● DO THIS
Find all lines in the listing that include the word "service", then copy them.

(Recorded data)
------

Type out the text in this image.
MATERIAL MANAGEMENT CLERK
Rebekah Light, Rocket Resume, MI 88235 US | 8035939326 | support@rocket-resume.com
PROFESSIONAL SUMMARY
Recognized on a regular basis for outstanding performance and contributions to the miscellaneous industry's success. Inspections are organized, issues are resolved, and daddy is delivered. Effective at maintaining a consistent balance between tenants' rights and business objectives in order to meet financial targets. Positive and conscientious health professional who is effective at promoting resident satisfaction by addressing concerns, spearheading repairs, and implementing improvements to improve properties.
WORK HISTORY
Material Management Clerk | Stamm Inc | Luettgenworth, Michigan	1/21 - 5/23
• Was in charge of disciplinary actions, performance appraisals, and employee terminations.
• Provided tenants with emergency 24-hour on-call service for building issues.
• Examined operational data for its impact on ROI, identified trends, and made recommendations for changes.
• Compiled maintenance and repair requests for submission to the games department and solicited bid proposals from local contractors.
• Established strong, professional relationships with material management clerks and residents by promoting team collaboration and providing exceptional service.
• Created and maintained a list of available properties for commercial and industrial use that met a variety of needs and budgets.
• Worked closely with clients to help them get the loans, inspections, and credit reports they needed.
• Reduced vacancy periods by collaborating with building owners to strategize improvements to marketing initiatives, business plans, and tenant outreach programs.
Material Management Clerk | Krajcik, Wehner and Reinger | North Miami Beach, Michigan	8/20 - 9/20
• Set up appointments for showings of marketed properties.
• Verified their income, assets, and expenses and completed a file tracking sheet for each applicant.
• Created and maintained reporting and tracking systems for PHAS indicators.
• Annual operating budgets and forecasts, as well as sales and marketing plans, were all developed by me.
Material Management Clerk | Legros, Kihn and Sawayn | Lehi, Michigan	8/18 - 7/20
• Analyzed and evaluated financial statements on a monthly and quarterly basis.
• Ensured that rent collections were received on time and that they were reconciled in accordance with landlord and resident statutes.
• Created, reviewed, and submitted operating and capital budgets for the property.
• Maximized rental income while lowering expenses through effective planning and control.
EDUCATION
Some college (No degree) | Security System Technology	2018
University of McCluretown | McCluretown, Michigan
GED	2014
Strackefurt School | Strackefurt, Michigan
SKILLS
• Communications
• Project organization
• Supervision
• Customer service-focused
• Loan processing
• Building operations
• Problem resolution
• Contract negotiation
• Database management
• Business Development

------

● TASK OUTPUT
• Provided tenants with emergency 24-hour on-call service for building issues.
• Established strong, professional relationships with material management clerks and residents by promoting team collaboration and providing exceptional service.
• Customer service-focused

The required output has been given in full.